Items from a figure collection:
%%
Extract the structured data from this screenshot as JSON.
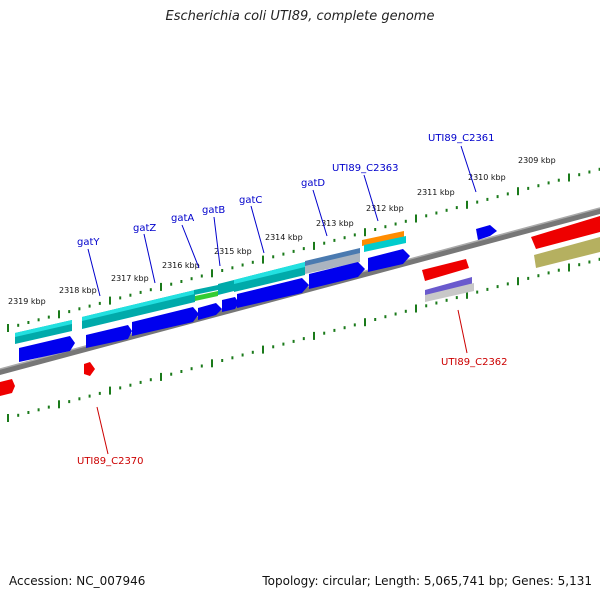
{
  "title": "Escherichia coli UTI89, complete genome",
  "footer": {
    "accession": "Accession: NC_007946",
    "summary": "Topology: circular; Length: 5,065,741 bp; Genes: 5,131"
  },
  "kbp_labels": [
    "2309 kbp",
    "2310 kbp",
    "2311 kbp",
    "2312 kbp",
    "2313 kbp",
    "2314 kbp",
    "2315 kbp",
    "2316 kbp",
    "2317 kbp",
    "2318 kbp",
    "2319 kbp"
  ],
  "gene_labels": {
    "gatY": "gatY",
    "gatZ": "gatZ",
    "gatA": "gatA",
    "gatB": "gatB",
    "gatC": "gatC",
    "gatD": "gatD",
    "c2363": "UTI89_C2363",
    "c2361": "UTI89_C2361",
    "c2362": "UTI89_C2362",
    "c2370": "UTI89_C2370"
  },
  "colors": {
    "top_label": "#0000cc",
    "bottom_label": "#cc0000",
    "tick": "#1a7a1a",
    "backbone": "#808080",
    "cds": "#0000ee",
    "rna": "#00cccc",
    "red": "#ee0000",
    "olive": "#b5b060",
    "orange": "#ff8c00",
    "green": "#33cc33",
    "slate": "#4a7ab0",
    "violet": "#6a5acd"
  }
}
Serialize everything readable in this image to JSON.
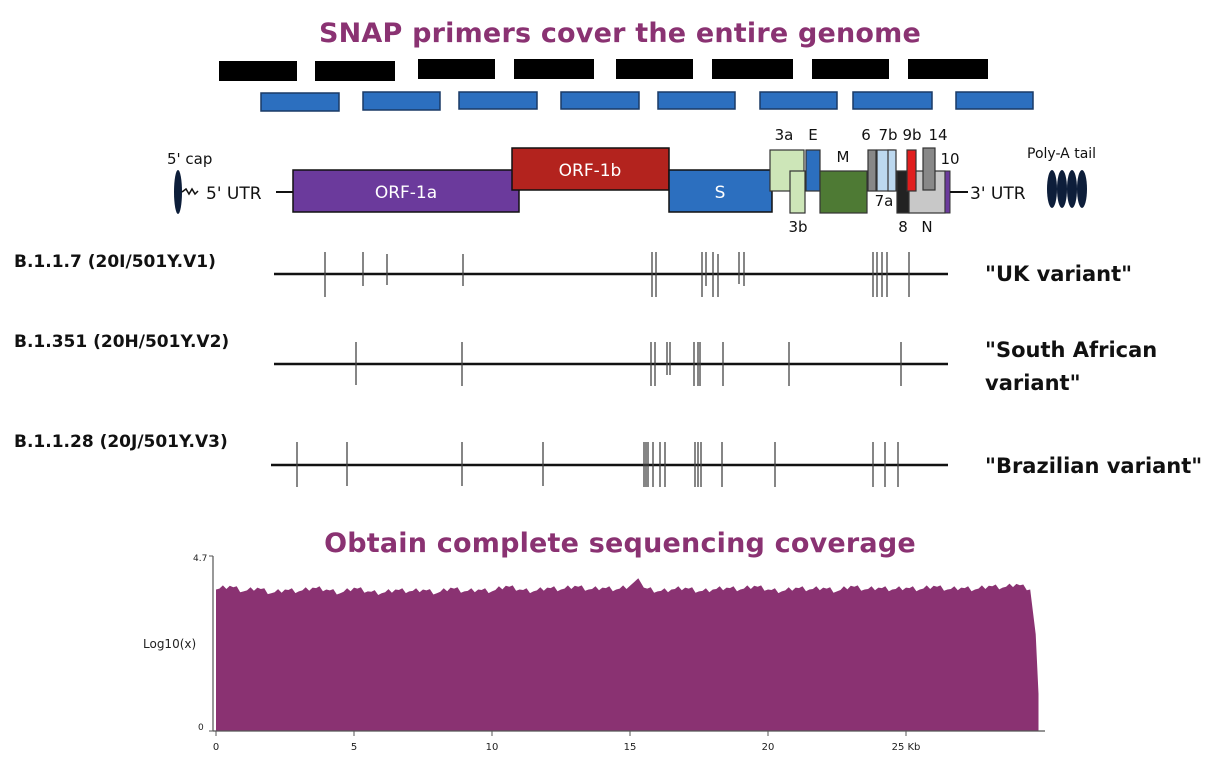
{
  "header": {
    "primers_title": "SNAP primers cover the entire genome"
  },
  "primers": {
    "top_row_color": "#000000",
    "bottom_row_color": "#2c6fbf",
    "top_row_count": 8,
    "bottom_row_count": 8
  },
  "genome": {
    "labels": {
      "five_cap": "5' cap",
      "five_utr": "5' UTR",
      "three_utr": "3' UTR",
      "polya": "Poly-A tail"
    },
    "genes": [
      {
        "name": "ORF-1a",
        "color": "#6b3a9c"
      },
      {
        "name": "ORF-1b",
        "color": "#b3231e"
      },
      {
        "name": "S",
        "color": "#2c6fbf"
      },
      {
        "name": "3a",
        "color": "#cde6b8"
      },
      {
        "name": "3b",
        "color": "#cde6b8"
      },
      {
        "name": "E",
        "color": "#2c6fbf"
      },
      {
        "name": "M",
        "color": "#4e7a34"
      },
      {
        "name": "6",
        "color": "#888888"
      },
      {
        "name": "7b",
        "color": "#bcd8ef"
      },
      {
        "name": "7a",
        "color": "#bcd8ef"
      },
      {
        "name": "8",
        "color": "#222222"
      },
      {
        "name": "9b",
        "color": "#e01e1e"
      },
      {
        "name": "14",
        "color": "#888888"
      },
      {
        "name": "N",
        "color": "#c8c8c8"
      },
      {
        "name": "10",
        "color": "#6b3a9c"
      }
    ]
  },
  "variants": [
    {
      "name": "B.1.1.7 (20I/501Y.V1)",
      "label": "\"UK variant\""
    },
    {
      "name": "B.1.351 (20H/501Y.V2)",
      "label": "\"South African variant\""
    },
    {
      "name": "B.1.1.28 (20J/501Y.V3)",
      "label": "\"Brazilian variant\""
    }
  ],
  "coverage": {
    "title": "Obtain complete sequencing coverage",
    "ylabel": "Log10(x)",
    "y_ticks": [
      "4.7",
      "0"
    ],
    "x_ticks": [
      "0",
      "5",
      "10",
      "15",
      "20",
      "25 Kb"
    ],
    "fill_color": "#8a3272"
  },
  "chart_data": {
    "type": "area",
    "x_unit": "Kb",
    "xlim": [
      0,
      30
    ],
    "ylim": [
      0,
      4.7
    ],
    "ylabel": "Log10(x)",
    "x_ticks": [
      0,
      5,
      10,
      15,
      20,
      25
    ],
    "series": [
      {
        "x": [
          0.0,
          0.5,
          1.0,
          1.5,
          2.0,
          2.5,
          3.0,
          3.5,
          4.0,
          4.5,
          5.0,
          5.5,
          6.0,
          6.5,
          7.0,
          7.5,
          8.0,
          8.5,
          9.0,
          9.5,
          10.0,
          10.5,
          11.0,
          11.5,
          12.0,
          12.5,
          13.0,
          13.5,
          14.0,
          14.5,
          15.0,
          15.3,
          15.5,
          16.0,
          16.5,
          17.0,
          17.5,
          18.0,
          18.5,
          19.0,
          19.5,
          20.0,
          20.5,
          21.0,
          21.5,
          22.0,
          22.5,
          23.0,
          23.5,
          24.0,
          24.5,
          25.0,
          25.5,
          26.0,
          26.5,
          27.0,
          27.5,
          28.0,
          28.5,
          29.0,
          29.5,
          29.7,
          29.8
        ],
        "y": [
          3.8,
          3.9,
          3.75,
          3.85,
          3.7,
          3.8,
          3.75,
          3.85,
          3.8,
          3.7,
          3.85,
          3.75,
          3.7,
          3.8,
          3.75,
          3.8,
          3.7,
          3.85,
          3.75,
          3.8,
          3.75,
          3.9,
          3.8,
          3.75,
          3.85,
          3.8,
          3.9,
          3.8,
          3.85,
          3.8,
          3.9,
          4.1,
          3.85,
          3.75,
          3.8,
          3.85,
          3.75,
          3.8,
          3.85,
          3.8,
          3.9,
          3.8,
          3.75,
          3.85,
          3.8,
          3.85,
          3.75,
          3.9,
          3.8,
          3.85,
          3.8,
          3.85,
          3.8,
          3.9,
          3.8,
          3.85,
          3.8,
          3.9,
          3.85,
          3.95,
          3.8,
          2.6,
          1.0
        ]
      }
    ]
  }
}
%%
Write out the data above in full and exactly, but not the pictures.

### [Exercise response]
Extract the structured data from this screenshot as JSON.
{
  "title": "Escherichia coli UTI89, complete genome",
  "footer": {
    "accession": "Accession: NC_007946",
    "summary": "Topology: circular; Length: 5,065,741 bp; Genes: 5,131"
  },
  "kbp_labels": [
    "2309 kbp",
    "2310 kbp",
    "2311 kbp",
    "2312 kbp",
    "2313 kbp",
    "2314 kbp",
    "2315 kbp",
    "2316 kbp",
    "2317 kbp",
    "2318 kbp",
    "2319 kbp"
  ],
  "gene_labels": {
    "gatY": "gatY",
    "gatZ": "gatZ",
    "gatA": "gatA",
    "gatB": "gatB",
    "gatC": "gatC",
    "gatD": "gatD",
    "c2363": "UTI89_C2363",
    "c2361": "UTI89_C2361",
    "c2362": "UTI89_C2362",
    "c2370": "UTI89_C2370"
  },
  "colors": {
    "top_label": "#0000cc",
    "bottom_label": "#cc0000",
    "tick": "#1a7a1a",
    "backbone": "#808080",
    "cds": "#0000ee",
    "rna": "#00cccc",
    "red": "#ee0000",
    "olive": "#b5b060",
    "orange": "#ff8c00",
    "green": "#33cc33",
    "slate": "#4a7ab0",
    "violet": "#6a5acd"
  }
}
Serialize everything readable in this image to JSON.
{
  "header": {
    "primers_title": "SNAP primers cover the entire genome"
  },
  "primers": {
    "top_row_color": "#000000",
    "bottom_row_color": "#2c6fbf",
    "top_row_count": 8,
    "bottom_row_count": 8
  },
  "genome": {
    "labels": {
      "five_cap": "5' cap",
      "five_utr": "5' UTR",
      "three_utr": "3' UTR",
      "polya": "Poly-A tail"
    },
    "genes": [
      {
        "name": "ORF-1a",
        "color": "#6b3a9c"
      },
      {
        "name": "ORF-1b",
        "color": "#b3231e"
      },
      {
        "name": "S",
        "color": "#2c6fbf"
      },
      {
        "name": "3a",
        "color": "#cde6b8"
      },
      {
        "name": "3b",
        "color": "#cde6b8"
      },
      {
        "name": "E",
        "color": "#2c6fbf"
      },
      {
        "name": "M",
        "color": "#4e7a34"
      },
      {
        "name": "6",
        "color": "#888888"
      },
      {
        "name": "7b",
        "color": "#bcd8ef"
      },
      {
        "name": "7a",
        "color": "#bcd8ef"
      },
      {
        "name": "8",
        "color": "#222222"
      },
      {
        "name": "9b",
        "color": "#e01e1e"
      },
      {
        "name": "14",
        "color": "#888888"
      },
      {
        "name": "N",
        "color": "#c8c8c8"
      },
      {
        "name": "10",
        "color": "#6b3a9c"
      }
    ]
  },
  "variants": [
    {
      "name": "B.1.1.7 (20I/501Y.V1)",
      "label": "\"UK variant\""
    },
    {
      "name": "B.1.351 (20H/501Y.V2)",
      "label": "\"South African variant\""
    },
    {
      "name": "B.1.1.28 (20J/501Y.V3)",
      "label": "\"Brazilian variant\""
    }
  ],
  "coverage": {
    "title": "Obtain complete sequencing coverage",
    "ylabel": "Log10(x)",
    "y_ticks": [
      "4.7",
      "0"
    ],
    "x_ticks": [
      "0",
      "5",
      "10",
      "15",
      "20",
      "25 Kb"
    ],
    "fill_color": "#8a3272"
  },
  "chart_data": {
    "type": "area",
    "x_unit": "Kb",
    "xlim": [
      0,
      30
    ],
    "ylim": [
      0,
      4.7
    ],
    "ylabel": "Log10(x)",
    "x_ticks": [
      0,
      5,
      10,
      15,
      20,
      25
    ],
    "series": [
      {
        "x": [
          0.0,
          0.5,
          1.0,
          1.5,
          2.0,
          2.5,
          3.0,
          3.5,
          4.0,
          4.5,
          5.0,
          5.5,
          6.0,
          6.5,
          7.0,
          7.5,
          8.0,
          8.5,
          9.0,
          9.5,
          10.0,
          10.5,
          11.0,
          11.5,
          12.0,
          12.5,
          13.0,
          13.5,
          14.0,
          14.5,
          15.0,
          15.3,
          15.5,
          16.0,
          16.5,
          17.0,
          17.5,
          18.0,
          18.5,
          19.0,
          19.5,
          20.0,
          20.5,
          21.0,
          21.5,
          22.0,
          22.5,
          23.0,
          23.5,
          24.0,
          24.5,
          25.0,
          25.5,
          26.0,
          26.5,
          27.0,
          27.5,
          28.0,
          28.5,
          29.0,
          29.5,
          29.7,
          29.8
        ],
        "y": [
          3.8,
          3.9,
          3.75,
          3.85,
          3.7,
          3.8,
          3.75,
          3.85,
          3.8,
          3.7,
          3.85,
          3.75,
          3.7,
          3.8,
          3.75,
          3.8,
          3.7,
          3.85,
          3.75,
          3.8,
          3.75,
          3.9,
          3.8,
          3.75,
          3.85,
          3.8,
          3.9,
          3.8,
          3.85,
          3.8,
          3.9,
          4.1,
          3.85,
          3.75,
          3.8,
          3.85,
          3.75,
          3.8,
          3.85,
          3.8,
          3.9,
          3.8,
          3.75,
          3.85,
          3.8,
          3.85,
          3.75,
          3.9,
          3.8,
          3.85,
          3.8,
          3.85,
          3.8,
          3.9,
          3.8,
          3.85,
          3.8,
          3.9,
          3.85,
          3.95,
          3.8,
          2.6,
          1.0
        ]
      }
    ]
  }
}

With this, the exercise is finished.